• _ТЕКСТ СТРАНИЦЫ_:
__________

Концепция «духовной безопасности», кстати, предложенная доктором филологических наук, профессором РАНХиГС А. Тонконоговым еще в 2013 г, исходит из того, что этой безопасности угрожают «…разрушение системы национальных духовных ценностей…, отсутствие государственной̆ системы защиты общественного сознания от деструктивного влияния посредством применения методов агрессивного манипулирования». Защищаться от этого, разумеется, следует путем активного финансирования исследований в направлении защиты духовной безопасности, а также путем «выявления технических средств, устройств и программ, оказывающих деструктивное влияние на общественное сознание, а также создание техники, способной противодействовать их применению». Разумеется, источником этих бед, по мнению автора концепции, являются вышеуказанные «западные страны».

__________

• _ИМЕЮЩИЕСЯ ДАННЫЕ_:
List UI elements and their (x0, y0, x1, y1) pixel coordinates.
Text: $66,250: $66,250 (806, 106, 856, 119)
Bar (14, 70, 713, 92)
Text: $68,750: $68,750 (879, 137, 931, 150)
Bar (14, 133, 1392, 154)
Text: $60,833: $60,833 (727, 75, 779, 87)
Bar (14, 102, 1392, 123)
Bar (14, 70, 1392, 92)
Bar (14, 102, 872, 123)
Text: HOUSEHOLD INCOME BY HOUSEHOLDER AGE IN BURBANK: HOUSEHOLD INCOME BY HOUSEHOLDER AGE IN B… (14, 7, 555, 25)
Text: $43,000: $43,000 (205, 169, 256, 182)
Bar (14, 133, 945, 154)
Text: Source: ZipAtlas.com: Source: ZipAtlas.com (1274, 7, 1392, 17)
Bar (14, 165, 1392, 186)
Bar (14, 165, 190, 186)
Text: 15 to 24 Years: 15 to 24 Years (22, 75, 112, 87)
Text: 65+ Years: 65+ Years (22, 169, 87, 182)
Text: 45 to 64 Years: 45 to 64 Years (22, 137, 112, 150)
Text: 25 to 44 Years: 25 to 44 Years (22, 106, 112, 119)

__________

• _ЗАДАНИЯ_:
(1) Как будет на английском предложение «Разумеется, источником этих бед, по мнению автора концепции, являются вышеуказанные „западные страны“.» из текста о концепции «духовной безопасности»?
(2) Продолжите текст о концепции «духовной безопасности» с того места, где он заканчивается.

• _ОТВЕТЫ_:
(1) Of course, in the view of the concept's author, the source of these troubles is the aforementioned "Western countries."

(2)
Такой важный почин не мог пройти незамеченным для правоведов: академик, юрист, д.ю.н. В.П. Сальников написал еще в 2000х ряд статей, в которых объясняется, что истоками угроз духовной безопасности является «…либерализм, который, по мнению ученого, предполагает «..отсутствие ограничений в духовной сфере, свободу и саморегуляцию, а глобализация и информационные потоки современного мира приводят не только к унификации вкусов и предпочтений, вытеснению местных традиций и замене потребительской культурой западного типа, но и распространению новых для России транснациональных конфессий, религиозного экуменизма. К этому добавляется деидеологизация российского общества, являющаяся элементом его либерализации».
Таким образом, активное вовлечение ученых и исследователей в идеологический проект авторитарного государства влечет за собой расцвет экзотических, либо маргинальных, либо вообще не существующих в науке теорий и концепций, обслуживающих фобии авторитарного режима и довольно сильно подрывающей общие принципы науки, или прямой подменой научных исследований идеологическими штампами.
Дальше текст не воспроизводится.